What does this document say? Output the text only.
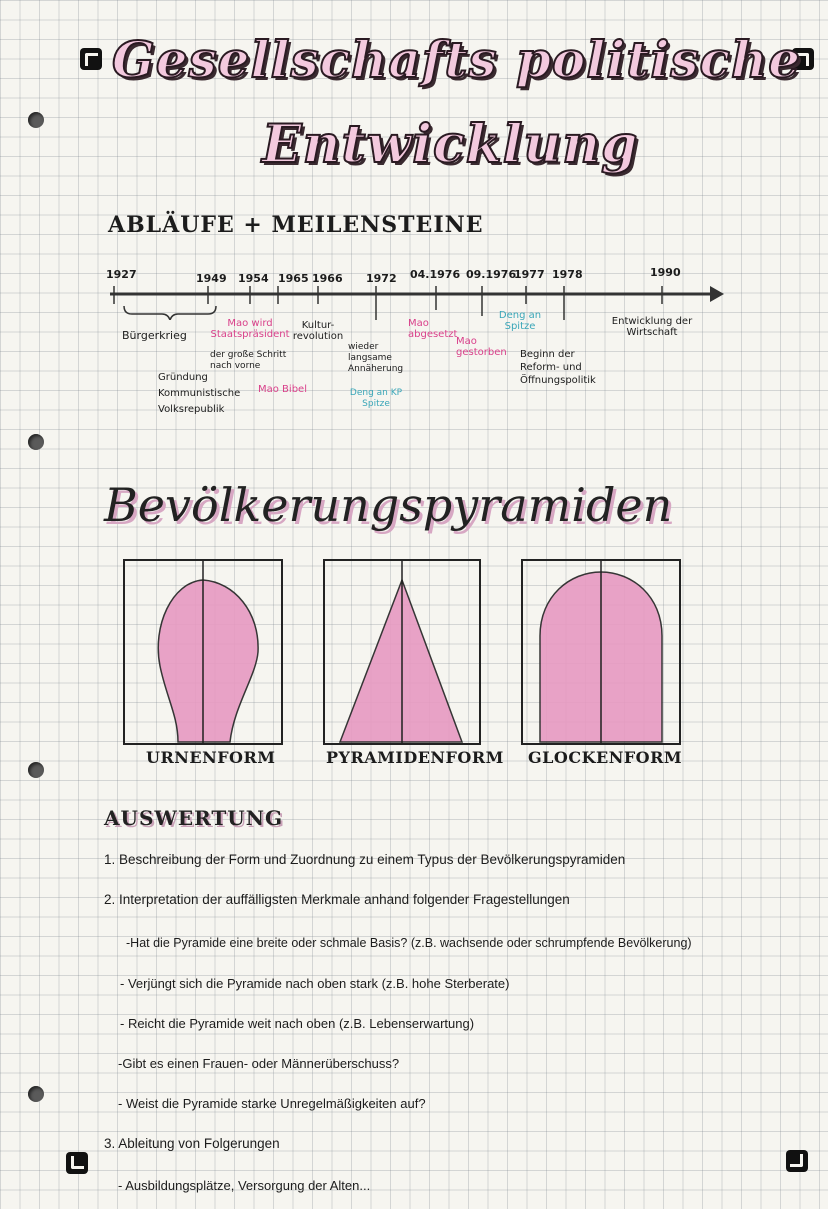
Gesellschafts politische
Entwicklung
ABLÄUFE + MEILENSTEINE
1927	1949 1954 1965 1966 1972 04.1976 09.1976
1977 1978	1990
Bürgerkrieg
Gründung Kommunistische Volksrepublik
Mao wird Staatspräsident
der große Schritt nach vorne
Mao Bibel
Kultur-revolution
wieder langsame Annäherung
Deng an KP Spitze
Mao abgesetzt
Mao gestorben
Deng an Spitze
Beginn der Reform- und Öffnungspolitik
Entwicklung der Wirtschaft
Bevölkerungspyramiden
URNENFORM	PYRAMIDENFORM GLOCKENFORM
AUSWERTUNG
1. Beschreibung der Form und Zuordnung zu einem Typus der Bevölkerungspyramiden
2. Interpretation der auffälligsten Merkmale anhand folgender Fragestellungen
-Hat die Pyramide eine breite oder schmale Basis? (z.B. wachsende oder schrumpfende Bevölkerung)
- Verjüngt sich die Pyramide nach oben stark (z.B. hohe Sterberate)
- Reicht die Pyramide weit nach oben (z.B. Lebenserwartung)
-Gibt es einen Frauen- oder Männerüberschuss?
- Weist die Pyramide starke Unregelmäßigkeiten auf?
3. Ableitung von Folgerungen
- Ausbildungsplätze, Versorgung der Alten...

------------------------------

• Job
Return all of the data exactly as written, and drop the pictures.

• Response to this task
What does this document say? Output the text only.
Gesellschafts politische
Entwicklung
ABLÄUFE + MEILENSTEINE
1927	1949 1954 1965 1966 1972 04.1976 09.1976
1977 1978	1990
Bürgerkrieg
Gründung Kommunistische Volksrepublik
Mao wird Staatspräsident
der große Schritt nach vorne
Mao Bibel
Kultur-revolution
wieder langsame Annäherung
Deng an KP Spitze
Mao abgesetzt
Mao gestorben
Deng an Spitze
Beginn der Reform- und Öffnungspolitik
Entwicklung der Wirtschaft
Bevölkerungspyramiden
URNENFORM	PYRAMIDENFORM GLOCKENFORM
AUSWERTUNG
1. Beschreibung der Form und Zuordnung zu einem Typus der Bevölkerungspyramiden
2. Interpretation der auffälligsten Merkmale anhand folgender Fragestellungen
-Hat die Pyramide eine breite oder schmale Basis? (z.B. wachsende oder schrumpfende Bevölkerung)
- Verjüngt sich die Pyramide nach oben stark (z.B. hohe Sterberate)
- Reicht die Pyramide weit nach oben (z.B. Lebenserwartung)
-Gibt es einen Frauen- oder Männerüberschuss?
- Weist die Pyramide starke Unregelmäßigkeiten auf?
3. Ableitung von Folgerungen
- Ausbildungsplätze, Versorgung der Alten...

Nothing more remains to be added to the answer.